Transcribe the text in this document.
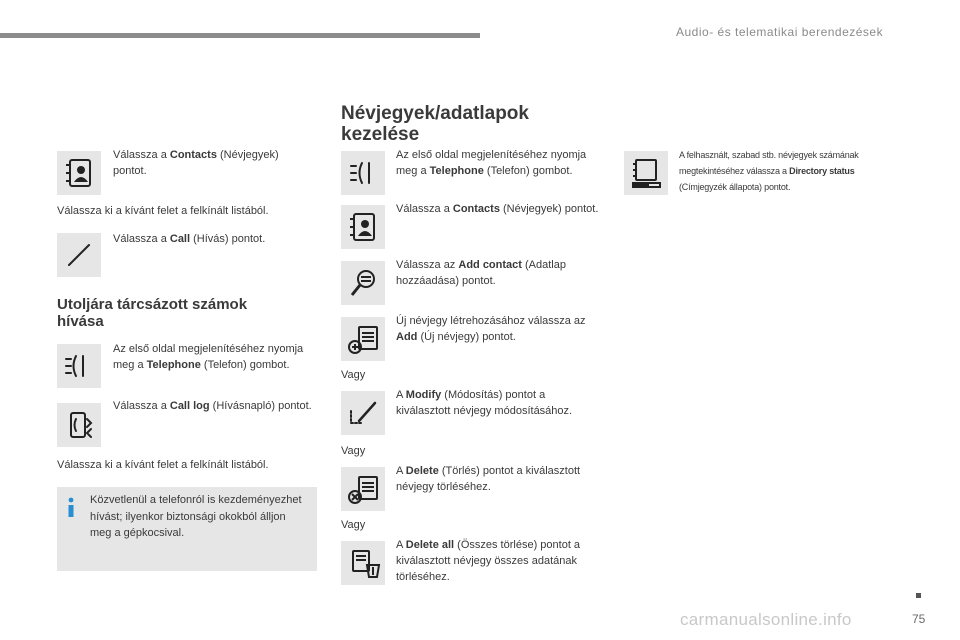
Audio- és telematikai berendezések
Válassza a Contacts (Névjegyek) pontot.
Válassza ki a kívánt felet a felkínált listából.
Válassza a Call (Hívás) pontot.
Utoljára tárcsázott számok
hívása
Az első oldal megjelenítéséhez nyomja meg a Telephone (Telefon) gombot.
Válassza a Call log (Hívásnapló) pontot.
Válassza ki a kívánt felet a felkínált listából.
Közvetlenül a telefonról is kezdeményezhet hívást; ilyenkor biztonsági okokból álljon meg a gépkocsival.
Névjegyek/adatlapok
kezelése
Az első oldal megjelenítéséhez nyomja meg a Telephone (Telefon) gombot.
Válassza a Contacts (Névjegyek) pontot.
Válassza az Add contact (Adatlap hozzáadása) pontot.
Új névjegy létrehozásához válassza az Add (Új névjegy) pontot.
Vagy
A Modify (Módosítás) pontot a kiválasztott névjegy módosításához.
Vagy
A Delete (Törlés) pontot a kiválasztott névjegy törléséhez.
Vagy
A Delete all (Összes törlése) pontot a kiválasztott névjegy összes adatának törléséhez.
A felhasznált, szabad stb. névjegyek számának megtekintéséhez válassza a Directory status (Címjegyzék állapota) pontot.
carmanualsonline.info	75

> **Required task**
Go through the data above and transcribe it in full, omitting any image.

> **Result of the task**
Transcribe the text in this document.
Audio- és telematikai berendezések
Válassza a Contacts (Névjegyek) pontot.
Válassza ki a kívánt felet a felkínált listából.
Válassza a Call (Hívás) pontot.
Utoljára tárcsázott számok
hívása
Az első oldal megjelenítéséhez nyomja meg a Telephone (Telefon) gombot.
Válassza a Call log (Hívásnapló) pontot.
Válassza ki a kívánt felet a felkínált listából.
Közvetlenül a telefonról is kezdeményezhet hívást; ilyenkor biztonsági okokból álljon meg a gépkocsival.
Névjegyek/adatlapok
kezelése
Az első oldal megjelenítéséhez nyomja meg a Telephone (Telefon) gombot.
Válassza a Contacts (Névjegyek) pontot.
Válassza az Add contact (Adatlap hozzáadása) pontot.
Új névjegy létrehozásához válassza az Add (Új névjegy) pontot.
Vagy
A Modify (Módosítás) pontot a kiválasztott névjegy módosításához.
Vagy
A Delete (Törlés) pontot a kiválasztott névjegy törléséhez.
Vagy
A Delete all (Összes törlése) pontot a kiválasztott névjegy összes adatának törléséhez.
A felhasznált, szabad stb. névjegyek számának megtekintéséhez válassza a Directory status (Címjegyzék állapota) pontot.
carmanualsonline.info	75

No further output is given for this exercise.